◆ The exercise: Identify each line below containing the string "Глава" and copy it.

--- begin Data entries ---

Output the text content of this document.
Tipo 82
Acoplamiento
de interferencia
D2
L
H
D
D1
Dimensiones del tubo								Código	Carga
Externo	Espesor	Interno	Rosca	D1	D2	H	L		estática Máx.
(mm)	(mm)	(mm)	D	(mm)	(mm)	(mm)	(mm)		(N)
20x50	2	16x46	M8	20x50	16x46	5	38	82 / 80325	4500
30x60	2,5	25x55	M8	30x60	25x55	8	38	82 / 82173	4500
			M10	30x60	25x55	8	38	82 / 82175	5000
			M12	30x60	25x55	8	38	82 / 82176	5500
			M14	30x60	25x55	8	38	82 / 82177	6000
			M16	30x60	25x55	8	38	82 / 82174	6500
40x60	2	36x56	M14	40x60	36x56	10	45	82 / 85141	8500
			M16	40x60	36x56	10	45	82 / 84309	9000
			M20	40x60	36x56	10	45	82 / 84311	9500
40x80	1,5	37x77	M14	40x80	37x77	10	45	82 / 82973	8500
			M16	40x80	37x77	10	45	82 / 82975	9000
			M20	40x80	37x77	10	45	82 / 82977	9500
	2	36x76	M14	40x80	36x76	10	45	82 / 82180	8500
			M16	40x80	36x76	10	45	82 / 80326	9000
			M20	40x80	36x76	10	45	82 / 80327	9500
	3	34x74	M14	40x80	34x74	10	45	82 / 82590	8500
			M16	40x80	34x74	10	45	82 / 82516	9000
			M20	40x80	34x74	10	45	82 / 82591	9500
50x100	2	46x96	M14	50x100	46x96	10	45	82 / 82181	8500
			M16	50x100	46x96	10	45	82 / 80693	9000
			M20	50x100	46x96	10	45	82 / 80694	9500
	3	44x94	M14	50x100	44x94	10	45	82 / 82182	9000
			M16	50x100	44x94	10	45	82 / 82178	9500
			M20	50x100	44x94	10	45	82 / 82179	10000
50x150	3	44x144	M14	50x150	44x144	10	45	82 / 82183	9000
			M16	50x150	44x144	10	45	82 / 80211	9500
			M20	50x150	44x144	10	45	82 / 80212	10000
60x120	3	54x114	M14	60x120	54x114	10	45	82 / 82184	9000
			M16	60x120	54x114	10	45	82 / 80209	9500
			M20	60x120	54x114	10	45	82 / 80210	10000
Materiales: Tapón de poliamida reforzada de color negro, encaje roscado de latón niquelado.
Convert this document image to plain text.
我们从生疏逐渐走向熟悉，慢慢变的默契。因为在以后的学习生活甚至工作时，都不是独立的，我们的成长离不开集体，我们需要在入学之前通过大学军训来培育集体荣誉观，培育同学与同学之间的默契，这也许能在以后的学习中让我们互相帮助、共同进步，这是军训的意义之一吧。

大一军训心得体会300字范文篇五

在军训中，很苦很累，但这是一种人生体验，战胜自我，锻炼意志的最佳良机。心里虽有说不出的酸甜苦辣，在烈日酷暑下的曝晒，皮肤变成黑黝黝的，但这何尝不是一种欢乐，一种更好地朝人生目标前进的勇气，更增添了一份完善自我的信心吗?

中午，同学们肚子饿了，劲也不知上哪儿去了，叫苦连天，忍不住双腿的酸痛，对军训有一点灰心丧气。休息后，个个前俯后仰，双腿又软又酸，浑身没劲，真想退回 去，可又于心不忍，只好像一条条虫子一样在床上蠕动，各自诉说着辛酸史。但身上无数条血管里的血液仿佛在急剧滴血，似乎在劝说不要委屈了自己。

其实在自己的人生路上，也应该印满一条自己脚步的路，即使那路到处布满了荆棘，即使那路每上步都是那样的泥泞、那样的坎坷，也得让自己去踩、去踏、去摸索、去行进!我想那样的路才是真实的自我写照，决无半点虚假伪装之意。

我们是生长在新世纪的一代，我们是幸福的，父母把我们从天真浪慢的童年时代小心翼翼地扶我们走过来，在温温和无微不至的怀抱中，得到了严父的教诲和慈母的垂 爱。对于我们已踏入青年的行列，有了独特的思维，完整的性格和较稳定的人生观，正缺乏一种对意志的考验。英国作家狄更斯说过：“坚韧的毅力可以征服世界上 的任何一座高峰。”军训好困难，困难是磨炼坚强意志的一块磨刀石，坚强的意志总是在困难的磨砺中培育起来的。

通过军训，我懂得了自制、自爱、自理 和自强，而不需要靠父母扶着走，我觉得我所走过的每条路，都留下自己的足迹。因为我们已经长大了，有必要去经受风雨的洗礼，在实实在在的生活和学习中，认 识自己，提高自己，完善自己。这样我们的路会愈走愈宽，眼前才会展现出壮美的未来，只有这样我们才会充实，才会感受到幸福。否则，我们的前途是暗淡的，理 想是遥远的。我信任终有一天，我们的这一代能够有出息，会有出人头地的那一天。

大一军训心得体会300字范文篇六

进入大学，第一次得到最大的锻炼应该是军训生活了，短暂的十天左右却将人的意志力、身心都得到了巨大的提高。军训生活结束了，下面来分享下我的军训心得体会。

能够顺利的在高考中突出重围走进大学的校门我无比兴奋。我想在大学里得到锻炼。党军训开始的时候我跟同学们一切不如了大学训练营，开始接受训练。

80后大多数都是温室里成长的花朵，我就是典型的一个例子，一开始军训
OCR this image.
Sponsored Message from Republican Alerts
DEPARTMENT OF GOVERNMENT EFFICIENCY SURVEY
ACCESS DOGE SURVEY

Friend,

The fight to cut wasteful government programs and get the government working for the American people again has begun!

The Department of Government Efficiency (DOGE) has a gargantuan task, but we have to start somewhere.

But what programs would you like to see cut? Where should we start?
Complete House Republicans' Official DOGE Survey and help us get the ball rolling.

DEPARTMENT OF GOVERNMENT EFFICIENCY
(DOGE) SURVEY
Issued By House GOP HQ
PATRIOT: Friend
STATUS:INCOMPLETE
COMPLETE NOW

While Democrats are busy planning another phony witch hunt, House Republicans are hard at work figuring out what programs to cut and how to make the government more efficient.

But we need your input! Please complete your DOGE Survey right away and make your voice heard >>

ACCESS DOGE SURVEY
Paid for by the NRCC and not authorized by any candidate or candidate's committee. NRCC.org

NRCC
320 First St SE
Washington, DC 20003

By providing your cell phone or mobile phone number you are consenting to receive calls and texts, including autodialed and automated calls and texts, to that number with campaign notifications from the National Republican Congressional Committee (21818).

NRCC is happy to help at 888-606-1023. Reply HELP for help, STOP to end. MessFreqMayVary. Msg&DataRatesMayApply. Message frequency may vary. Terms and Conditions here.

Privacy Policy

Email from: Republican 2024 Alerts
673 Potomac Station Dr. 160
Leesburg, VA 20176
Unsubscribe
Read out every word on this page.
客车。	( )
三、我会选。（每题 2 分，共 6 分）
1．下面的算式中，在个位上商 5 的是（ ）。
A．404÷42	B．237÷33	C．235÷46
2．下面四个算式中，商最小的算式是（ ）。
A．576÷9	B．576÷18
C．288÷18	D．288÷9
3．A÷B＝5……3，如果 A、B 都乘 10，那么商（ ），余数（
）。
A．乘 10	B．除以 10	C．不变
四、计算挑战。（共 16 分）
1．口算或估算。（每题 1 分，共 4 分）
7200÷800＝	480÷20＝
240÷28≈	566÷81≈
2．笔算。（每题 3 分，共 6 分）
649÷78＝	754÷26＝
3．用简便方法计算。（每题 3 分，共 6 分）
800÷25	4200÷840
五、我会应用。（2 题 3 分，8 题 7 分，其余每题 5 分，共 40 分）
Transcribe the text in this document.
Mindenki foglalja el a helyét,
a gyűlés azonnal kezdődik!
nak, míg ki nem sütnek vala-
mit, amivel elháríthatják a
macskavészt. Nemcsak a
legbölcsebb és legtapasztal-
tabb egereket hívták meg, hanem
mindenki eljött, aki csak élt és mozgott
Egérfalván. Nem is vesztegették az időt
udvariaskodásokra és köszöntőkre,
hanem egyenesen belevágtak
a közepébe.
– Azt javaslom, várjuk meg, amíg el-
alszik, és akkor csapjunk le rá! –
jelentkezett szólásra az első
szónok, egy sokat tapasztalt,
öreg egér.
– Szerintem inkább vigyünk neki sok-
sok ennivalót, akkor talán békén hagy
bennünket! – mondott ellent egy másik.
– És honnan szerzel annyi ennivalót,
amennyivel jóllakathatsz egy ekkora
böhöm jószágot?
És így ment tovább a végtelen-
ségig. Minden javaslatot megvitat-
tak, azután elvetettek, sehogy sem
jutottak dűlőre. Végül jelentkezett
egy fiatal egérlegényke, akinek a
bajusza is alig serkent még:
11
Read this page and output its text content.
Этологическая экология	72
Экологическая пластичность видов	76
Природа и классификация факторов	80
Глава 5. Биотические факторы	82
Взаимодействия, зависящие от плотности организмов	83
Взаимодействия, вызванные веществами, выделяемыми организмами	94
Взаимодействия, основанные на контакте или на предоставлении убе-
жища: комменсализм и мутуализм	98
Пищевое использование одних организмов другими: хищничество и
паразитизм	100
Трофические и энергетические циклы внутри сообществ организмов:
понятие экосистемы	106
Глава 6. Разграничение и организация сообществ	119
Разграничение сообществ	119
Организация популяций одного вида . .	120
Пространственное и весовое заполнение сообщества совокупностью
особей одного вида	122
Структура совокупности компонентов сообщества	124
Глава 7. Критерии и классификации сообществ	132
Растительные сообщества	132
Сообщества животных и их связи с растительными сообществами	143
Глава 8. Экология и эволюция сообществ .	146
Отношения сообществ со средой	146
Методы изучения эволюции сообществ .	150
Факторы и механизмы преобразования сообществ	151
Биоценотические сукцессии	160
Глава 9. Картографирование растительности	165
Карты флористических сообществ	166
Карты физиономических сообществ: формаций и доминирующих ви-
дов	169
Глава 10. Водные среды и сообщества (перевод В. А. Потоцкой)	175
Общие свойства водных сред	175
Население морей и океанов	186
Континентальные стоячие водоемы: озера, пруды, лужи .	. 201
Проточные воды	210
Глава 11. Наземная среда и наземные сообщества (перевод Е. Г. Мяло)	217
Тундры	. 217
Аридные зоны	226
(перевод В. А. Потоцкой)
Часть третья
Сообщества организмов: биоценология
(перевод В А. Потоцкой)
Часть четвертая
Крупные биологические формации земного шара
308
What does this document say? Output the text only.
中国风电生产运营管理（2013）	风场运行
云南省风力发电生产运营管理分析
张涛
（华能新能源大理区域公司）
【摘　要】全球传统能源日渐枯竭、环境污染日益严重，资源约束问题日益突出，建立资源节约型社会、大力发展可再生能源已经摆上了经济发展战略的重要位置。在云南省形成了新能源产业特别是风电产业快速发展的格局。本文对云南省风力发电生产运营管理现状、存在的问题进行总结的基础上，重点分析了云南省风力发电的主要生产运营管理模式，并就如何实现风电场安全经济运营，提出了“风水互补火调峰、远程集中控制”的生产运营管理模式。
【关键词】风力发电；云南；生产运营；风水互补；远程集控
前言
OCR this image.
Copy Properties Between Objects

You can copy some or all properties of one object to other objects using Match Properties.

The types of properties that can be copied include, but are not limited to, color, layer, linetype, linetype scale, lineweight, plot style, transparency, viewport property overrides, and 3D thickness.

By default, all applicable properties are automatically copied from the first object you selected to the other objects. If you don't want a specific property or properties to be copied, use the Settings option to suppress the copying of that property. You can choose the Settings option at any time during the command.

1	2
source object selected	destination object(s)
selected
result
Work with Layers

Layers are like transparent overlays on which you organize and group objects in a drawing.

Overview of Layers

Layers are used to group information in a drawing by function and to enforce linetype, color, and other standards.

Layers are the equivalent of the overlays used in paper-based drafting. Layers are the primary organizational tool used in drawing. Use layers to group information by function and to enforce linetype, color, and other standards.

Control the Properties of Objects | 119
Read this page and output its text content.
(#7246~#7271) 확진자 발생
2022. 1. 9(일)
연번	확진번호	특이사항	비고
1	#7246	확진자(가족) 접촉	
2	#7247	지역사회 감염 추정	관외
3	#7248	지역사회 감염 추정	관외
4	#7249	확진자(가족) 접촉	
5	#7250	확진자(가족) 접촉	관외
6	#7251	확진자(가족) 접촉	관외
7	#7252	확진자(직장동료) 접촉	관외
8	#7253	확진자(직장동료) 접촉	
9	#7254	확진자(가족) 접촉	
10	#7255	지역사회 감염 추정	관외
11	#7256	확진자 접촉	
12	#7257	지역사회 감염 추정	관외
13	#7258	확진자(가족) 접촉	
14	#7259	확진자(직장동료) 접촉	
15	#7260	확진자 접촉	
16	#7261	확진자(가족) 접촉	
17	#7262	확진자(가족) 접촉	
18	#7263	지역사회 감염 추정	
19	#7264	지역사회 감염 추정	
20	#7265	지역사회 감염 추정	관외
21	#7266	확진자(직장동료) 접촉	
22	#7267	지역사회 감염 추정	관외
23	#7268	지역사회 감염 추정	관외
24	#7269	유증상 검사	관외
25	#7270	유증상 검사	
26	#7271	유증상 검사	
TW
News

--- end Data entries ---

◆ The answer:
Глава 5. Биотические факторы	82
Глава 6. Разграничение и организация сообществ	119
Глава 7. Критерии и классификации сообществ	132
Глава 8. Экология и эволюция сообществ .	146
Глава 9. Картографирование растительности	165
Глава 10. Водные среды и сообщества (перевод В. А. Потоцкой)	175
Глава 11. Наземная среда и наземные сообщества (перевод Е. Г. Мяло)	217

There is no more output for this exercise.